(Stored entries)
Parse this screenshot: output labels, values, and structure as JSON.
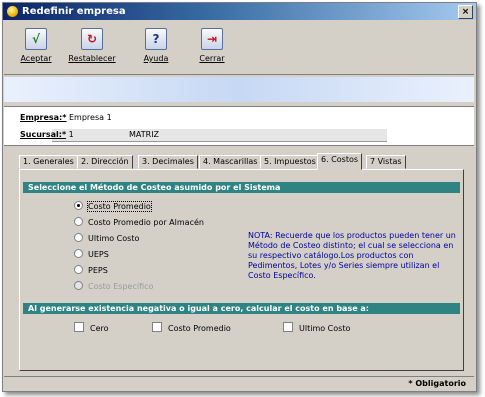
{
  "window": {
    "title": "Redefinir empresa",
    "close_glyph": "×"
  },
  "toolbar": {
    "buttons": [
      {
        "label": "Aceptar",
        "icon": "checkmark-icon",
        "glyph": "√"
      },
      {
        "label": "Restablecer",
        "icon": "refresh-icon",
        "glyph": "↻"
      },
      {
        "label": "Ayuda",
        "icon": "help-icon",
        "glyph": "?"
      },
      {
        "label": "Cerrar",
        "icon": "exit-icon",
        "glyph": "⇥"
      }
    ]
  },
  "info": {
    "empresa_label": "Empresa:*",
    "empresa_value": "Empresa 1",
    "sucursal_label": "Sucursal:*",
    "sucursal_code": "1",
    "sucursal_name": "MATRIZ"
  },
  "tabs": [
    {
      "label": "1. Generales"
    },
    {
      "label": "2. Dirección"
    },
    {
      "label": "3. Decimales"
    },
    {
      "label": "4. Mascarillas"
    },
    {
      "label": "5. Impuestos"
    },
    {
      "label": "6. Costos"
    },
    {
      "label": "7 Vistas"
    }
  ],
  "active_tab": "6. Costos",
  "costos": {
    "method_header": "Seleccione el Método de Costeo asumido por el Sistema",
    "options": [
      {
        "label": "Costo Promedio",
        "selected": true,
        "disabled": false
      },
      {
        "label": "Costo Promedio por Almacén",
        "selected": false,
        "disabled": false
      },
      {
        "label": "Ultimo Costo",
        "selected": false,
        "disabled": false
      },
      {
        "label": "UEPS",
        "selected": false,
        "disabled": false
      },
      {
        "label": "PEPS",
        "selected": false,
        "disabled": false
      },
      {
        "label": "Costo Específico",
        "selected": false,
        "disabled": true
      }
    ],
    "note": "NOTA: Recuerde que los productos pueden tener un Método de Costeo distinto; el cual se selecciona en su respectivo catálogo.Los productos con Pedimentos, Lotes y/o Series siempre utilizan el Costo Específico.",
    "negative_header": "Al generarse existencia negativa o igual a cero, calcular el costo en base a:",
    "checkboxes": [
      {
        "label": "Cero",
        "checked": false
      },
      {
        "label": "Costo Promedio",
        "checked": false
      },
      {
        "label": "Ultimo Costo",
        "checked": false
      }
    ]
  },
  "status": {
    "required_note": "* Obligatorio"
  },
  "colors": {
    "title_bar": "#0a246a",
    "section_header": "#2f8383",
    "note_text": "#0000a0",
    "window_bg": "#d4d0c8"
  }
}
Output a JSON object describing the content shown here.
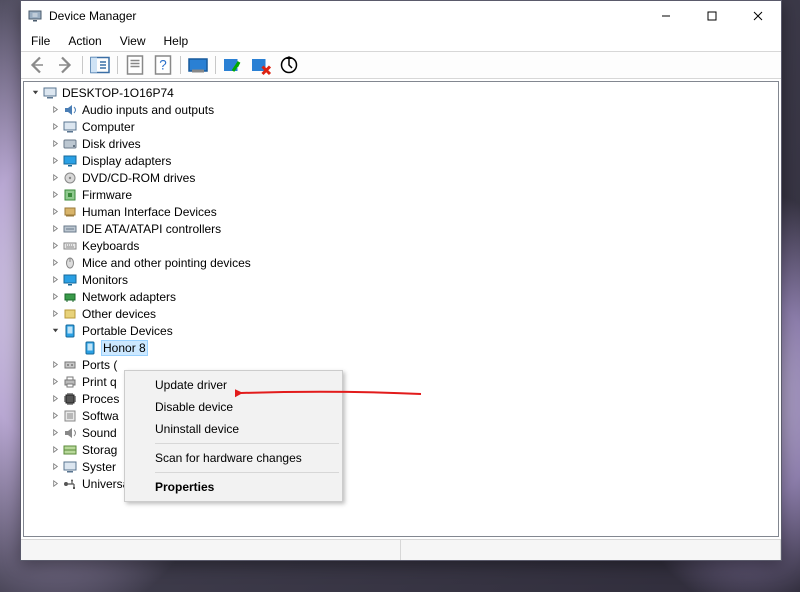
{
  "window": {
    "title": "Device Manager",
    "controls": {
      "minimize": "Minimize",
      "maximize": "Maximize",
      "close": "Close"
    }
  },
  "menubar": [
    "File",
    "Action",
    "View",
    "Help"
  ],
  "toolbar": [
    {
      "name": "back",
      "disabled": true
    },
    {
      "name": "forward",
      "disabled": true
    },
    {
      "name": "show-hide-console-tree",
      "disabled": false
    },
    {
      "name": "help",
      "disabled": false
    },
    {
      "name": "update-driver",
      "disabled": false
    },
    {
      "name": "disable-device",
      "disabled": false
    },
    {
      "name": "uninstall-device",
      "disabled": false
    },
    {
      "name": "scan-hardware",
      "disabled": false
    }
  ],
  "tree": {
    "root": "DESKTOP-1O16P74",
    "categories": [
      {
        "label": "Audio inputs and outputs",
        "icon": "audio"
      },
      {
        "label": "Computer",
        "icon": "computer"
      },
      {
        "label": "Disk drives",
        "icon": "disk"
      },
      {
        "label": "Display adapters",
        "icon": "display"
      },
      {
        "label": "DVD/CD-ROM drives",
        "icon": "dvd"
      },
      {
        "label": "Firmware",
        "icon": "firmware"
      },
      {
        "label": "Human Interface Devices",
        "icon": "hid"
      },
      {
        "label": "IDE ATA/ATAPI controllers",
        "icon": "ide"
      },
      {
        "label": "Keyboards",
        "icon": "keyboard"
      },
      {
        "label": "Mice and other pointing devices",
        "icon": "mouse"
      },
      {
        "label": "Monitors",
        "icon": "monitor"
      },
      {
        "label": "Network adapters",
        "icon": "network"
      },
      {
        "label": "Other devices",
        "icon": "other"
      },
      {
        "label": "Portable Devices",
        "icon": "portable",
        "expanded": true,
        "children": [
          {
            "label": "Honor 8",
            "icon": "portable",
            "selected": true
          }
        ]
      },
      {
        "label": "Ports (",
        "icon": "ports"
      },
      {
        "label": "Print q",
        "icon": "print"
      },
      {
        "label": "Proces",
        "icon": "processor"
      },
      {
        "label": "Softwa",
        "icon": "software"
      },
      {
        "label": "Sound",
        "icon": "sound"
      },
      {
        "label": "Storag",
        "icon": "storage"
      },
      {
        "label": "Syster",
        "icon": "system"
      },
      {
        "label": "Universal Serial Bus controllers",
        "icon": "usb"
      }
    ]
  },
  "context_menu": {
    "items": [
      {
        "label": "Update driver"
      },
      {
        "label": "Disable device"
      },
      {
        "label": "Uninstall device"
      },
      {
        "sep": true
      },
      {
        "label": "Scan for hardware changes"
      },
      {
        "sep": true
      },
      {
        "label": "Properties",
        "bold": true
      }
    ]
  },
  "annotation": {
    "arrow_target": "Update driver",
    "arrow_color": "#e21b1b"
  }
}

- _What to produce_:
Omit the pictures. Output every record above word for word.

- _Output for this exercise_:
Parse this screenshot: output labels, values, and structure as JSON.
{
  "window": {
    "title": "Redefinir empresa",
    "close_glyph": "×"
  },
  "toolbar": {
    "buttons": [
      {
        "label": "Aceptar",
        "icon": "checkmark-icon",
        "glyph": "√"
      },
      {
        "label": "Restablecer",
        "icon": "refresh-icon",
        "glyph": "↻"
      },
      {
        "label": "Ayuda",
        "icon": "help-icon",
        "glyph": "?"
      },
      {
        "label": "Cerrar",
        "icon": "exit-icon",
        "glyph": "⇥"
      }
    ]
  },
  "info": {
    "empresa_label": "Empresa:*",
    "empresa_value": "Empresa 1",
    "sucursal_label": "Sucursal:*",
    "sucursal_code": "1",
    "sucursal_name": "MATRIZ"
  },
  "tabs": [
    {
      "label": "1. Generales"
    },
    {
      "label": "2. Dirección"
    },
    {
      "label": "3. Decimales"
    },
    {
      "label": "4. Mascarillas"
    },
    {
      "label": "5. Impuestos"
    },
    {
      "label": "6. Costos"
    },
    {
      "label": "7 Vistas"
    }
  ],
  "active_tab": "6. Costos",
  "costos": {
    "method_header": "Seleccione el Método de Costeo asumido por el Sistema",
    "options": [
      {
        "label": "Costo Promedio",
        "selected": true,
        "disabled": false
      },
      {
        "label": "Costo Promedio por Almacén",
        "selected": false,
        "disabled": false
      },
      {
        "label": "Ultimo Costo",
        "selected": false,
        "disabled": false
      },
      {
        "label": "UEPS",
        "selected": false,
        "disabled": false
      },
      {
        "label": "PEPS",
        "selected": false,
        "disabled": false
      },
      {
        "label": "Costo Específico",
        "selected": false,
        "disabled": true
      }
    ],
    "note": "NOTA: Recuerde que los productos pueden tener un Método de Costeo distinto; el cual se selecciona en su respectivo catálogo.Los productos con Pedimentos, Lotes y/o Series siempre utilizan el Costo Específico.",
    "negative_header": "Al generarse existencia negativa o igual a cero, calcular el costo en base a:",
    "checkboxes": [
      {
        "label": "Cero",
        "checked": false
      },
      {
        "label": "Costo Promedio",
        "checked": false
      },
      {
        "label": "Ultimo Costo",
        "checked": false
      }
    ]
  },
  "status": {
    "required_note": "* Obligatorio"
  },
  "colors": {
    "title_bar": "#0a246a",
    "section_header": "#2f8383",
    "note_text": "#0000a0",
    "window_bg": "#d4d0c8"
  }
}
Output a JSON object describing the content shown here.
{
  "window": {
    "title": "Device Manager",
    "controls": {
      "minimize": "Minimize",
      "maximize": "Maximize",
      "close": "Close"
    }
  },
  "menubar": [
    "File",
    "Action",
    "View",
    "Help"
  ],
  "toolbar": [
    {
      "name": "back",
      "disabled": true
    },
    {
      "name": "forward",
      "disabled": true
    },
    {
      "name": "show-hide-console-tree",
      "disabled": false
    },
    {
      "name": "help",
      "disabled": false
    },
    {
      "name": "update-driver",
      "disabled": false
    },
    {
      "name": "disable-device",
      "disabled": false
    },
    {
      "name": "uninstall-device",
      "disabled": false
    },
    {
      "name": "scan-hardware",
      "disabled": false
    }
  ],
  "tree": {
    "root": "DESKTOP-1O16P74",
    "categories": [
      {
        "label": "Audio inputs and outputs",
        "icon": "audio"
      },
      {
        "label": "Computer",
        "icon": "computer"
      },
      {
        "label": "Disk drives",
        "icon": "disk"
      },
      {
        "label": "Display adapters",
        "icon": "display"
      },
      {
        "label": "DVD/CD-ROM drives",
        "icon": "dvd"
      },
      {
        "label": "Firmware",
        "icon": "firmware"
      },
      {
        "label": "Human Interface Devices",
        "icon": "hid"
      },
      {
        "label": "IDE ATA/ATAPI controllers",
        "icon": "ide"
      },
      {
        "label": "Keyboards",
        "icon": "keyboard"
      },
      {
        "label": "Mice and other pointing devices",
        "icon": "mouse"
      },
      {
        "label": "Monitors",
        "icon": "monitor"
      },
      {
        "label": "Network adapters",
        "icon": "network"
      },
      {
        "label": "Other devices",
        "icon": "other"
      },
      {
        "label": "Portable Devices",
        "icon": "portable",
        "expanded": true,
        "children": [
          {
            "label": "Honor 8",
            "icon": "portable",
            "selected": true
          }
        ]
      },
      {
        "label": "Ports (",
        "icon": "ports"
      },
      {
        "label": "Print q",
        "icon": "print"
      },
      {
        "label": "Proces",
        "icon": "processor"
      },
      {
        "label": "Softwa",
        "icon": "software"
      },
      {
        "label": "Sound",
        "icon": "sound"
      },
      {
        "label": "Storag",
        "icon": "storage"
      },
      {
        "label": "Syster",
        "icon": "system"
      },
      {
        "label": "Universal Serial Bus controllers",
        "icon": "usb"
      }
    ]
  },
  "context_menu": {
    "items": [
      {
        "label": "Update driver"
      },
      {
        "label": "Disable device"
      },
      {
        "label": "Uninstall device"
      },
      {
        "sep": true
      },
      {
        "label": "Scan for hardware changes"
      },
      {
        "sep": true
      },
      {
        "label": "Properties",
        "bold": true
      }
    ]
  },
  "annotation": {
    "arrow_target": "Update driver",
    "arrow_color": "#e21b1b"
  }
}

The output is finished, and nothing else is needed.